▶ Requirement:
Find and return each line containing "군산시청".

▶ Provided information:

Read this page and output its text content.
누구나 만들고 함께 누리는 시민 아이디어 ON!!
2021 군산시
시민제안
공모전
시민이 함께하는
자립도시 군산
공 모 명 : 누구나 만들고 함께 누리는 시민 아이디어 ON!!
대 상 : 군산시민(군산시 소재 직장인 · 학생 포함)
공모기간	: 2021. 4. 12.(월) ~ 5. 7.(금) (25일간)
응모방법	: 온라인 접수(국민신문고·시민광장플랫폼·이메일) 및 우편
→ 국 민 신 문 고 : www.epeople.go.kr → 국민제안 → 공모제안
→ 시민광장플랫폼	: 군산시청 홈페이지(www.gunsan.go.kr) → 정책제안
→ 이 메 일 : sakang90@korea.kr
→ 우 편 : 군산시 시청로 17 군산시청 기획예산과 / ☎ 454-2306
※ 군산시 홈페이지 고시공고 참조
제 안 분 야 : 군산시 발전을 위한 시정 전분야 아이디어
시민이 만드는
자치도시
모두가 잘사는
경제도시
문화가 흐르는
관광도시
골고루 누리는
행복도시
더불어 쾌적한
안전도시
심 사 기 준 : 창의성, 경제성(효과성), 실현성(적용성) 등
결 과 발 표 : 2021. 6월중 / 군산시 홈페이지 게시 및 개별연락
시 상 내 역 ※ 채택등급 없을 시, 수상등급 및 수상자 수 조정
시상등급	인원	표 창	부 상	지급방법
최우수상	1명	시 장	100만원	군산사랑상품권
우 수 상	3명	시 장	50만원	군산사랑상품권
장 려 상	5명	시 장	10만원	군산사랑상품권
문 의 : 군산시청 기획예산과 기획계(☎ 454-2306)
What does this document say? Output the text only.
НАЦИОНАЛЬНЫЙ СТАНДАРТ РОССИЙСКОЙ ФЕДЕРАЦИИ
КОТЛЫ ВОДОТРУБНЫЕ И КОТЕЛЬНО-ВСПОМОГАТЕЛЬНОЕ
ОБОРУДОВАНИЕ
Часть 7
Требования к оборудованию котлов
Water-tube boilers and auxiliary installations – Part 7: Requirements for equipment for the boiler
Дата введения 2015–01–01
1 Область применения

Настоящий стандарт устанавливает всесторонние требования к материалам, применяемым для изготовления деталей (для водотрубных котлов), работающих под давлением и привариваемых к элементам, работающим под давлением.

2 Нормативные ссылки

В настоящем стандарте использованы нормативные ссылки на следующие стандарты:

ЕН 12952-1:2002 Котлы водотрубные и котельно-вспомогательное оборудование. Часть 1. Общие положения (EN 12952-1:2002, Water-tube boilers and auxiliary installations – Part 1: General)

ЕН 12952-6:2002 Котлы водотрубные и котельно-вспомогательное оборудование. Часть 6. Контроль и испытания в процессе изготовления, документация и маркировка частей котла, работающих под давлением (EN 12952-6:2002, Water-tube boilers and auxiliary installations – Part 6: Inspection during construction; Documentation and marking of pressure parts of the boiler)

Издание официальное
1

▶ Correct output:
→ 시민광장플랫폼	: 군산시청 홈페이지(www.gunsan.go.kr) → 정책제안
→ 우 편 : 군산시 시청로 17 군산시청 기획예산과 / ☎ 454-2306
문 의 : 군산시청 기획예산과 기획계(☎ 454-2306)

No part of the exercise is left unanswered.